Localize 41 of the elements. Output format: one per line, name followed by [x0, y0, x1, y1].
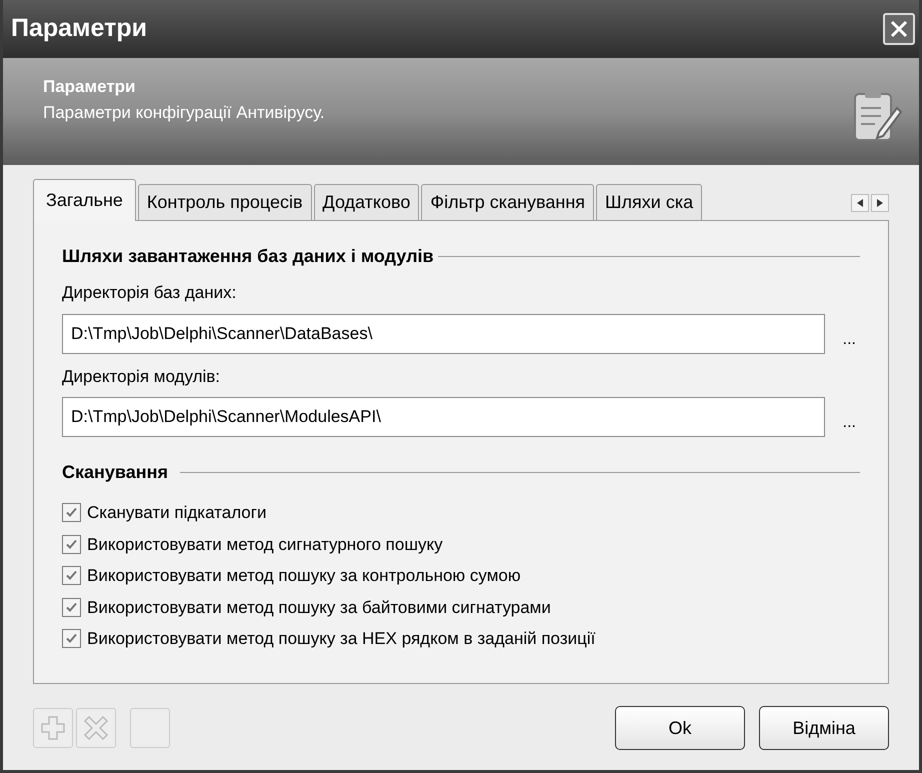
close-button[interactable] [883, 13, 915, 45]
path-field[interactable]: D:\Tmp\Job\Delphi\Scanner\ModulesAPI\ [62, 397, 825, 437]
tab[interactable]: Загальне [33, 179, 136, 221]
tab[interactable]: Шляхи ска [596, 184, 702, 220]
checkbox[interactable] [62, 629, 81, 648]
cross-icon [83, 715, 109, 741]
plus-icon [40, 715, 66, 741]
checkbox[interactable] [62, 534, 81, 554]
right-arrow-icon [877, 199, 883, 207]
path-field[interactable]: D:\Tmp\Job\Delphi\Scanner\DataBases\ [62, 314, 825, 354]
tab[interactable]: Фільтр сканування [421, 184, 594, 220]
checkmark-icon [65, 506, 78, 520]
header-title: Параметри [43, 76, 136, 98]
checkbox-label: Сканувати підкаталоги [87, 502, 266, 524]
field-label: Директорія баз даних: [62, 282, 238, 304]
scroll-right-button[interactable] [871, 194, 889, 212]
tab[interactable]: Контроль процесів [138, 184, 312, 220]
group-title: Сканування [62, 461, 168, 484]
window-title: Параметри [11, 13, 147, 44]
field-label: Директорія модулів: [62, 366, 222, 388]
left-arrow-icon [857, 199, 863, 207]
close-icon [889, 19, 909, 39]
checkmark-icon [65, 569, 78, 582]
checkbox[interactable] [62, 598, 81, 617]
tab[interactable]: Додатково [314, 184, 420, 220]
checkbox[interactable] [62, 566, 81, 586]
checkbox-label: Використовувати метод пошуку за байтовими сигнатурами [87, 596, 551, 618]
checkbox-label: Використовувати метод сигнатурного пошуку [87, 534, 443, 556]
browse-button[interactable]: ... [838, 328, 860, 352]
dialog-button[interactable]: Ok [615, 706, 745, 750]
checkmark-icon [65, 600, 78, 614]
checkmark-icon [65, 538, 78, 551]
browse-button[interactable]: ... [838, 411, 860, 435]
dialog-button[interactable]: Відміна [759, 706, 889, 750]
scroll-left-button[interactable] [851, 194, 869, 212]
group-title: Шляхи завантаження баз даних і модулів [62, 245, 434, 268]
checkbox-label: Використовувати метод пошуку за контрольною сумою [87, 565, 521, 587]
checkbox-label: Використовувати метод пошуку за HEX рядком в заданій позиції [87, 628, 596, 650]
header-subtitle: Параметри конфігурації Антивірусу. [43, 102, 325, 124]
checkbox[interactable] [62, 503, 81, 522]
checkmark-icon [65, 632, 78, 646]
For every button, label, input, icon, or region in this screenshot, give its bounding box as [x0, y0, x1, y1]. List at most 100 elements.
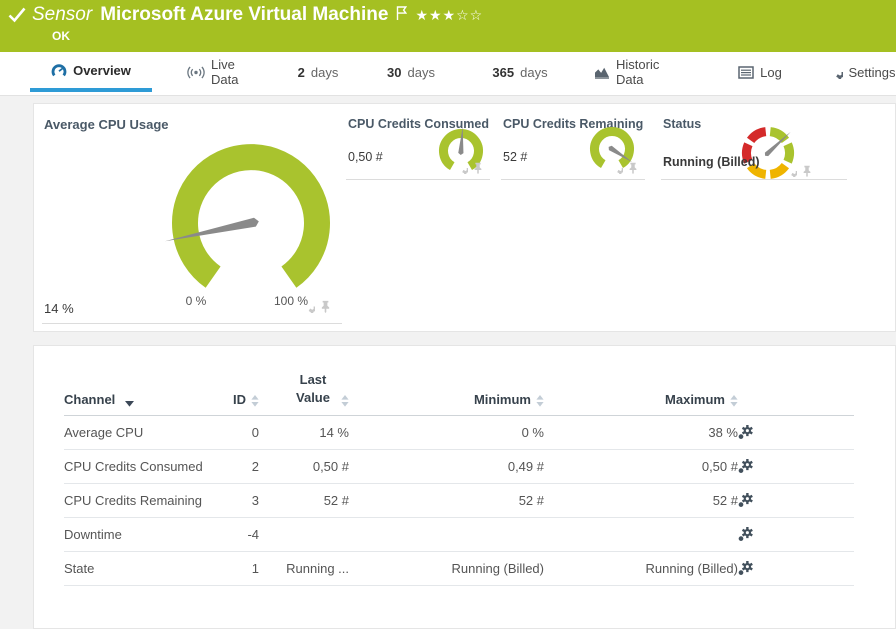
flag-icon[interactable]	[396, 6, 407, 21]
column-label: Maximum	[665, 392, 725, 407]
sort-caret-down-icon	[125, 401, 134, 407]
gauge-tile-average-cpu[interactable]: Average CPU Usage 0 % 100 % 14 %	[42, 104, 342, 324]
tab-30-days[interactable]: 30 days	[383, 52, 439, 92]
tab-number: 30	[387, 65, 401, 80]
gauge-tile-status[interactable]: Status Running (Billed)	[661, 104, 847, 180]
channels-table: Channel ID Last Value	[64, 371, 854, 586]
tab-label: days	[408, 65, 435, 80]
tab-label: Settings	[849, 65, 896, 80]
tab-historic-data[interactable]: Historic Data	[590, 52, 694, 92]
cell-minimum: 0,49 #	[349, 450, 544, 484]
column-label: Minimum	[474, 392, 531, 407]
gauge-settings-gear-icon[interactable]	[302, 300, 315, 313]
channels-panel: Channel ID Last Value	[33, 345, 896, 629]
tab-365-days[interactable]: 365 days	[487, 52, 553, 92]
table-row-cpu-credits-remaining[interactable]: CPU Credits Remaining 3 52 # 52 # 52 #	[64, 484, 854, 518]
priority-stars[interactable]: ★★★☆☆	[415, 7, 483, 24]
tab-settings[interactable]: Settings	[828, 52, 896, 92]
cell-channel: State	[64, 552, 224, 586]
gauge-value: 52 #	[503, 150, 527, 164]
gauge-tile-cpu-credits-remaining[interactable]: CPU Credits Remaining 52 #	[501, 104, 645, 180]
gauge-pin-icon[interactable]	[627, 162, 639, 174]
area-chart-icon	[594, 65, 610, 79]
cell-id: -4	[224, 518, 259, 552]
log-list-icon	[738, 66, 754, 79]
tab-label: Overview	[73, 63, 131, 78]
gauge-tile-cpu-credits-consumed[interactable]: CPU Credits Consumed 0,50 #	[346, 104, 490, 180]
tab-number: 2	[298, 65, 305, 80]
tab-bar: Overview Live Data 2 days 30 days 365 da…	[0, 52, 896, 96]
edit-channel-icon[interactable]	[738, 459, 753, 474]
sensor-header: Sensor Microsoft Azure Virtual Machine ★…	[0, 0, 896, 52]
table-row-cpu-credits-consumed[interactable]: CPU Credits Consumed 2 0,50 # 0,49 # 0,5…	[64, 450, 854, 484]
table-row-average-cpu[interactable]: Average CPU 0 14 % 0 % 38 %	[64, 416, 854, 450]
cell-minimum: 52 #	[349, 484, 544, 518]
cell-maximum	[544, 518, 738, 552]
gauge-value: 0,50 #	[348, 150, 383, 164]
edit-channel-icon[interactable]	[738, 527, 753, 542]
gauges-panel: Average CPU Usage 0 % 100 % 14 % CPU Cre…	[33, 103, 896, 332]
edit-channel-icon[interactable]	[738, 561, 753, 576]
column-header-last-value[interactable]: Last Value	[259, 371, 349, 416]
tab-overview[interactable]: Overview	[30, 52, 152, 92]
column-header-maximum[interactable]: Maximum	[544, 371, 738, 416]
cell-id: 1	[224, 552, 259, 586]
table-row-downtime[interactable]: Downtime -4	[64, 518, 854, 552]
sort-icon	[536, 395, 544, 407]
gauge-settings-gear-icon[interactable]	[785, 165, 797, 177]
cell-minimum: 0 %	[349, 416, 544, 450]
cell-channel: Downtime	[64, 518, 224, 552]
status-badge: OK	[52, 29, 70, 43]
tile-divider	[346, 179, 490, 180]
cell-channel: CPU Credits Remaining	[64, 484, 224, 518]
column-header-id[interactable]: ID	[224, 371, 259, 416]
cell-last-value	[259, 518, 349, 552]
cell-maximum: 0,50 #	[544, 450, 738, 484]
gear-icon	[829, 65, 843, 79]
sort-icon	[341, 395, 349, 407]
gauge-pin-icon[interactable]	[801, 165, 813, 177]
column-label: Last Value	[290, 371, 336, 407]
column-header-minimum[interactable]: Minimum	[349, 371, 544, 416]
tab-label: Historic Data	[616, 57, 690, 87]
tab-live-data[interactable]: Live Data	[183, 52, 269, 92]
cell-last-value: 52 #	[259, 484, 349, 518]
tab-label: Log	[760, 65, 782, 80]
gauge-icon	[51, 63, 67, 78]
cell-maximum: 52 #	[544, 484, 738, 518]
gauge-settings-gear-icon[interactable]	[611, 162, 623, 174]
gauge-scale-min: 0 %	[166, 294, 226, 308]
edit-channel-icon[interactable]	[738, 425, 753, 440]
gauge-pin-icon[interactable]	[319, 300, 332, 313]
gauge-pin-icon[interactable]	[472, 162, 484, 174]
tile-divider	[42, 323, 342, 324]
cell-minimum	[349, 518, 544, 552]
cell-maximum: 38 %	[544, 416, 738, 450]
cell-last-value: 14 %	[259, 416, 349, 450]
table-row-state[interactable]: State 1 Running ... Running (Billed) Run…	[64, 552, 854, 586]
column-label: Channel	[64, 392, 115, 407]
edit-channel-icon[interactable]	[738, 493, 753, 508]
gauge-settings-gear-icon[interactable]	[456, 162, 468, 174]
status-check-icon	[8, 7, 26, 23]
cell-last-value: 0,50 #	[259, 450, 349, 484]
column-label: ID	[233, 392, 246, 407]
cell-maximum: Running (Billed)	[544, 552, 738, 586]
column-header-actions	[738, 371, 854, 416]
tab-2-days[interactable]: 2 days	[293, 52, 343, 92]
tab-label: days	[520, 65, 547, 80]
gauge-title: Status	[663, 117, 701, 131]
cell-id: 2	[224, 450, 259, 484]
sort-icon	[730, 395, 738, 407]
gauge-value: 14 %	[44, 301, 74, 316]
cell-channel: CPU Credits Consumed	[64, 450, 224, 484]
tab-number: 365	[492, 65, 514, 80]
cell-channel: Average CPU	[64, 416, 224, 450]
column-header-channel[interactable]: Channel	[64, 371, 224, 416]
object-kind-label: Sensor	[32, 4, 92, 26]
cell-last-value: Running ...	[259, 552, 349, 586]
sort-icon	[251, 395, 259, 407]
tab-log[interactable]: Log	[736, 52, 784, 92]
average-cpu-gauge	[141, 113, 361, 313]
tile-divider	[661, 179, 847, 180]
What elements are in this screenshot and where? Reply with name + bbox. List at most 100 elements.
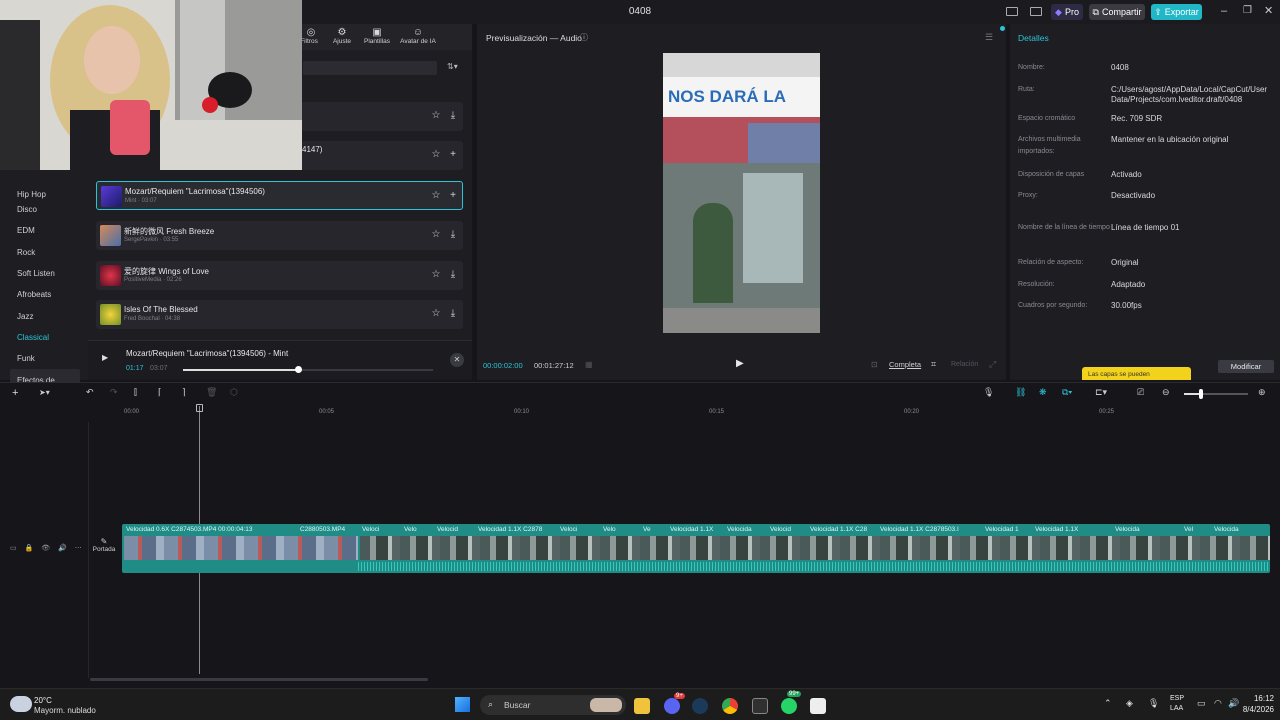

→ INSTRUKSI DIBERIKAN: Salin persis semua baris materi di atas, mulai dari baris yang memuat "6, 407, 21]" sampai baris yang memuat "65, 401, 80]", termasuk kedua baris tersebut.

→ JAWABAN AKHIR:
flag-icon[interactable]	[396, 6, 407, 21]
column-label: Maximum	[665, 392, 725, 407]
sort-caret-down-icon	[125, 401, 134, 407]
gauge-tile-average-cpu[interactable]: Average CPU Usage 0 % 100 % 14 %	[42, 104, 342, 324]
tab-30-days[interactable]: 30 days	[383, 52, 439, 92]
tab-number: 30	[387, 65, 401, 80]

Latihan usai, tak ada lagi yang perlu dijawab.